# [Instructions to follow]
Find how many lines of the listing include the string "category", and report only that figure.

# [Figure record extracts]
========================================
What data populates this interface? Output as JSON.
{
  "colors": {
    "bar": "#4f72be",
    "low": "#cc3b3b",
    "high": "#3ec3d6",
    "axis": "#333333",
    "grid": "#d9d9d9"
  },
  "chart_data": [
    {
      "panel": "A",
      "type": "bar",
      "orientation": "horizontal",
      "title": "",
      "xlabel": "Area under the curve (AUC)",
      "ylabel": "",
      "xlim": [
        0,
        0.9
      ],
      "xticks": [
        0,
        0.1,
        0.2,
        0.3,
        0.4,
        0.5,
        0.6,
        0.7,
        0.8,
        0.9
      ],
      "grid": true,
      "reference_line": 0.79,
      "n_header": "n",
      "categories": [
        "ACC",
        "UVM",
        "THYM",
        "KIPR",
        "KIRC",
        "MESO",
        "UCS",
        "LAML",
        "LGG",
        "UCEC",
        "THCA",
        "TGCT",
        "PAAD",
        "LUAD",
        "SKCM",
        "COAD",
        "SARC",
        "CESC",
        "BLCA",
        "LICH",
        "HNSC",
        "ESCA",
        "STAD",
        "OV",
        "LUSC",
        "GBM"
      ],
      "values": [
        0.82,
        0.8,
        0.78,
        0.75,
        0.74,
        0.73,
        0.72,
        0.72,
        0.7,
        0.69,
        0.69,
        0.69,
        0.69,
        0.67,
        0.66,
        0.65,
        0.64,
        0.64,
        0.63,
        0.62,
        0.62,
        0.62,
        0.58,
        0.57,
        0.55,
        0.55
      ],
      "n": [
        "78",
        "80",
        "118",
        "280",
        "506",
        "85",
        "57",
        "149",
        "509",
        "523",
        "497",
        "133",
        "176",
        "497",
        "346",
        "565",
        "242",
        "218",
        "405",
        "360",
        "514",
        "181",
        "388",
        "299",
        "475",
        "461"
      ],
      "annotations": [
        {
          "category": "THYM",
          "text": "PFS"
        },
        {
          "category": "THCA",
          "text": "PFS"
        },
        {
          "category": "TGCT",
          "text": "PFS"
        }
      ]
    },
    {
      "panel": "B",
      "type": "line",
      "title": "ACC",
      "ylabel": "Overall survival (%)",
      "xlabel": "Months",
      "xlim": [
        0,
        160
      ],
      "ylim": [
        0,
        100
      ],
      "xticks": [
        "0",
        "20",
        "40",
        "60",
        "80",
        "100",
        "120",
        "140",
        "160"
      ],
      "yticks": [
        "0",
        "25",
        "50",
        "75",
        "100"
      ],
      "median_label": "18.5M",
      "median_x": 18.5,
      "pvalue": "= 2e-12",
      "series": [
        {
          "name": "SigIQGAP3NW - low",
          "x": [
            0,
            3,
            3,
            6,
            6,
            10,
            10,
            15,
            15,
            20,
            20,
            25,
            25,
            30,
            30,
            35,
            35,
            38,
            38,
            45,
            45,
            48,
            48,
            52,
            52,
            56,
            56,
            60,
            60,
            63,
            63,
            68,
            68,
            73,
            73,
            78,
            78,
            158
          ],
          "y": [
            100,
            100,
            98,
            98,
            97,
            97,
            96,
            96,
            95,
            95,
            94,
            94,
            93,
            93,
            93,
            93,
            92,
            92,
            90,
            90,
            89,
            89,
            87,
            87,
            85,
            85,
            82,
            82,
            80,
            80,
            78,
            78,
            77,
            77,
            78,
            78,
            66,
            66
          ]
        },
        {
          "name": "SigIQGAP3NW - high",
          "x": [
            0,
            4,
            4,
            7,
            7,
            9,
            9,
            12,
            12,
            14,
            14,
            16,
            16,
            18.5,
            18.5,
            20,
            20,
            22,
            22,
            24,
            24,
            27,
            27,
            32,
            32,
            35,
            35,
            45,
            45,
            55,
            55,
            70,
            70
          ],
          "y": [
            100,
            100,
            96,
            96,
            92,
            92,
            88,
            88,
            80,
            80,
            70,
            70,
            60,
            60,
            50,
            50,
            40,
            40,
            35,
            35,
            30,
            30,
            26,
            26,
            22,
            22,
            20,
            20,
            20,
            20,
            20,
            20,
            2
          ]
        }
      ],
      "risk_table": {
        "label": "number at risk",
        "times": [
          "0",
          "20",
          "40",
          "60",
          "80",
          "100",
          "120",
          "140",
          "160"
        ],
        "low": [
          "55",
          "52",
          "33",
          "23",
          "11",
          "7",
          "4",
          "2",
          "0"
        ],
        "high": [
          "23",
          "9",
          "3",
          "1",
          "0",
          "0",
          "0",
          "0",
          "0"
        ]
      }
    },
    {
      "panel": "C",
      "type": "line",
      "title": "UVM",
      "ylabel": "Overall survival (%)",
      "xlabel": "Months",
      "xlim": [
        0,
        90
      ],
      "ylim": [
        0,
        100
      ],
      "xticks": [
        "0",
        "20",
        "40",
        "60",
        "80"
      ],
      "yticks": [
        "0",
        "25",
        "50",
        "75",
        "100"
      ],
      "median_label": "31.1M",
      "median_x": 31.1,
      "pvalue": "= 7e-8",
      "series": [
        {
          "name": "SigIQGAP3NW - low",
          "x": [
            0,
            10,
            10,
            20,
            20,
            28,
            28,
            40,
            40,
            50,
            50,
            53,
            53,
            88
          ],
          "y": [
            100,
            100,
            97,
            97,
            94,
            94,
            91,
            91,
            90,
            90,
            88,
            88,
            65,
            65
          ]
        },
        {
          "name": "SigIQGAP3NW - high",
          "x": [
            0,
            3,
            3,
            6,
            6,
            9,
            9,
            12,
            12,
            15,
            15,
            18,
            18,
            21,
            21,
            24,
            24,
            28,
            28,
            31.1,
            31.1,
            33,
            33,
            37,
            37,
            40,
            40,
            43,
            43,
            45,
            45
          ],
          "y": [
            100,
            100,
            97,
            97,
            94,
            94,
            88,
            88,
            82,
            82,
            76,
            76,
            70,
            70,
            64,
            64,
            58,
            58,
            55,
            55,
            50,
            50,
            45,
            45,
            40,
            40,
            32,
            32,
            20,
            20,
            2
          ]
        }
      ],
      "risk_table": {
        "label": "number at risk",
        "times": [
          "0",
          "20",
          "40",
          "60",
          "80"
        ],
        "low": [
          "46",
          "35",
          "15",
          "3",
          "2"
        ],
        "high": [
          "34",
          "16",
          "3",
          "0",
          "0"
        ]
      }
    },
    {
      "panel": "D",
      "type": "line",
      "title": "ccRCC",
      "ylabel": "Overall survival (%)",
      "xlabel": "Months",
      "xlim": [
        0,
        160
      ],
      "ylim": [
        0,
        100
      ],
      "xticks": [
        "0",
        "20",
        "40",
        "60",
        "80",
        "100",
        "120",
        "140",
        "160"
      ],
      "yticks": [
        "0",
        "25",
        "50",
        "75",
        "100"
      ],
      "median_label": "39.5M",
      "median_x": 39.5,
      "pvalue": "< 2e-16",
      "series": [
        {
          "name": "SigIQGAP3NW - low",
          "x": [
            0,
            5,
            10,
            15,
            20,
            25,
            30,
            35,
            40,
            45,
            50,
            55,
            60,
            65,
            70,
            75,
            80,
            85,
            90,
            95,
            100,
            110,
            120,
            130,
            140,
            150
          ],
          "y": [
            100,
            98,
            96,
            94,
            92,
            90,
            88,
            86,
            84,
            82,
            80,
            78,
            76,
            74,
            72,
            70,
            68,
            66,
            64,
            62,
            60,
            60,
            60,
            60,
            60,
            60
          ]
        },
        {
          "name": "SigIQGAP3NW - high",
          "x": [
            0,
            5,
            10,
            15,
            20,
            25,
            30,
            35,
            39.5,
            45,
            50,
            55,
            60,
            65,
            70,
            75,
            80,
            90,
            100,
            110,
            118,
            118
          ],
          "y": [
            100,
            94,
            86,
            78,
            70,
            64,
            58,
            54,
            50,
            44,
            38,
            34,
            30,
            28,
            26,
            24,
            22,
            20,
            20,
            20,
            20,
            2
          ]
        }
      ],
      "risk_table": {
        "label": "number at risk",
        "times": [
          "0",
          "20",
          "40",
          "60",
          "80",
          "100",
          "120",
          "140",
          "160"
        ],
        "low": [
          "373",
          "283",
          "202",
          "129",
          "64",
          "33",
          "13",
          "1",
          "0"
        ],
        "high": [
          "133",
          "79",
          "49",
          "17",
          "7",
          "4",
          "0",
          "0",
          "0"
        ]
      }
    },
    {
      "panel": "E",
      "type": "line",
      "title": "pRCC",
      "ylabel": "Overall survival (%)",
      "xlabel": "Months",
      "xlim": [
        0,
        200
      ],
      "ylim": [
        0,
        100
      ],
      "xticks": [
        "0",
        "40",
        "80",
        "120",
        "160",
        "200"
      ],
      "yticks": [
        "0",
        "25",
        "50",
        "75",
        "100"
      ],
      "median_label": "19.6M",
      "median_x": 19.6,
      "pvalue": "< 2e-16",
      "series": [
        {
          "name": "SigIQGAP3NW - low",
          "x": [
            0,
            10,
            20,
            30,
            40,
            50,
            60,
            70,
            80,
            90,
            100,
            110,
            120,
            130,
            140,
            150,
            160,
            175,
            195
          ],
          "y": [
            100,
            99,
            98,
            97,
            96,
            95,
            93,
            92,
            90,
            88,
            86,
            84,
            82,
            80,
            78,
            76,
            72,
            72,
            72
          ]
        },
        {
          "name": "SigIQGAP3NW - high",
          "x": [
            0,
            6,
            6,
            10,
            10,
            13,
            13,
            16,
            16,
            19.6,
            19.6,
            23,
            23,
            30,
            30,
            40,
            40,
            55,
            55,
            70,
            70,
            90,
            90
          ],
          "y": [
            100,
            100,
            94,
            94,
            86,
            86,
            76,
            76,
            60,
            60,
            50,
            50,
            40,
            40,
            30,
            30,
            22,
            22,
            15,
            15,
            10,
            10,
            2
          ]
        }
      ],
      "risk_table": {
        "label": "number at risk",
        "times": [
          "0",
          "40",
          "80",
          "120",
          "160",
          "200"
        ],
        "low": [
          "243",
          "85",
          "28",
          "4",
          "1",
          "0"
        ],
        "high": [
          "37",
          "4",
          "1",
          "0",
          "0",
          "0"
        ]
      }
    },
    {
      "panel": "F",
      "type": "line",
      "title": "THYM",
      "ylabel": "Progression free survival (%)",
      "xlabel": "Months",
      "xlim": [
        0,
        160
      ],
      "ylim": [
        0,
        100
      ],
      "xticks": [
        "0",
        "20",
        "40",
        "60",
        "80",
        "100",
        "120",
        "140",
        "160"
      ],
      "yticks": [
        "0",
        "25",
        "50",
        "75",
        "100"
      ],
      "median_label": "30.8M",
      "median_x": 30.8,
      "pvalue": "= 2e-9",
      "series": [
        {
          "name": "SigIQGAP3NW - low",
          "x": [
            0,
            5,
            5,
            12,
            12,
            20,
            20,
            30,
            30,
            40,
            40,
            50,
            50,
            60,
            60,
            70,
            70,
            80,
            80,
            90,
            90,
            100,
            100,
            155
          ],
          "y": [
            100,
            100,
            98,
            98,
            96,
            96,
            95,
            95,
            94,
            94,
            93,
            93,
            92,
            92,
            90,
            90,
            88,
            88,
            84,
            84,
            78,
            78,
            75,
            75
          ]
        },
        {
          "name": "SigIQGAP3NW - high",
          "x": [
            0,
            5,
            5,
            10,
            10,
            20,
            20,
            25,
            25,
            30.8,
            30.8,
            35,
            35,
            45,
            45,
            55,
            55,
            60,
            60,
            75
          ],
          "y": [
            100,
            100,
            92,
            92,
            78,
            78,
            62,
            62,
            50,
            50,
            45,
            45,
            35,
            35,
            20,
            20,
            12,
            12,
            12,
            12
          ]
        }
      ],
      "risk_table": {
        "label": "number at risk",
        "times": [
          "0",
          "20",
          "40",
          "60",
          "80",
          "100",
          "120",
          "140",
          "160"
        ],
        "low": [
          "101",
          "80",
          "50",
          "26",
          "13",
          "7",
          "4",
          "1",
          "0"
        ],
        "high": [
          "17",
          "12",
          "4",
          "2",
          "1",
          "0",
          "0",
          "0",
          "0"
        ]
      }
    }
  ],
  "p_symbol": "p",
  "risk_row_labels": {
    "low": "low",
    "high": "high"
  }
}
========================================
# [Response below]
3